What you need to do
Select from the data all lines with the word "试题分析".

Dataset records
┌──

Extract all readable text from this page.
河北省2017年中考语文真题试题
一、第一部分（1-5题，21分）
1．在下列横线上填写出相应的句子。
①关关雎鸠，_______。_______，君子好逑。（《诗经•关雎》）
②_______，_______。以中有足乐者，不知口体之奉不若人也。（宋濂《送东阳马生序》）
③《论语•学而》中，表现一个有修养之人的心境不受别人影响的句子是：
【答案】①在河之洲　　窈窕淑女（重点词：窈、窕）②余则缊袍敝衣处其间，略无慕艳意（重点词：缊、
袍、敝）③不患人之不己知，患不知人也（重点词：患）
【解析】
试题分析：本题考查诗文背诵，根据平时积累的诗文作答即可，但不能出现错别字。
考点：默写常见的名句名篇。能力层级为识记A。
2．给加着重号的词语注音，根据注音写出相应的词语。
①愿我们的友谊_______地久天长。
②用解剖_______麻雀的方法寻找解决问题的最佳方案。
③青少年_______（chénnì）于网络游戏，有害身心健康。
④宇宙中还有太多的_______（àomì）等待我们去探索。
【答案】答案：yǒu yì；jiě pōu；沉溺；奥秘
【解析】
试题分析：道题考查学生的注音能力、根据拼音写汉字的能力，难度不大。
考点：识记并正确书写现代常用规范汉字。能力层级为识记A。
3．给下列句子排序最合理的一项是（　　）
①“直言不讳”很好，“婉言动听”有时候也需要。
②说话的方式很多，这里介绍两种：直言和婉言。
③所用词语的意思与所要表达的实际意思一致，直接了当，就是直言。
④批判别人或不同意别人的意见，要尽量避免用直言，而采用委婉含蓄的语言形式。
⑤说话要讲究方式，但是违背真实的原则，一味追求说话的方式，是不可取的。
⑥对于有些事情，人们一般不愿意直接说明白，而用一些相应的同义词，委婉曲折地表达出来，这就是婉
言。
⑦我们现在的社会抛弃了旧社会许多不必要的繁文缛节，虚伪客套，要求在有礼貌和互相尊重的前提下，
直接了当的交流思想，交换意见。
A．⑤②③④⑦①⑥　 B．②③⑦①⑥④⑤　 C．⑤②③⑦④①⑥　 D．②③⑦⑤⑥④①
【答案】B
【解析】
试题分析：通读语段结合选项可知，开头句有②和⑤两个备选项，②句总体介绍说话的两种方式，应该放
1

└──

Response to the exercise
试题分析：本题考查诗文背诵，根据平时积累的诗文作答即可，但不能出现错别字。
试题分析：道题考查学生的注音能力、根据拼音写汉字的能力，难度不大。
试题分析：通读语段结合选项可知，开头句有②和⑤两个备选项，②句总体介绍说话的两种方式，应该放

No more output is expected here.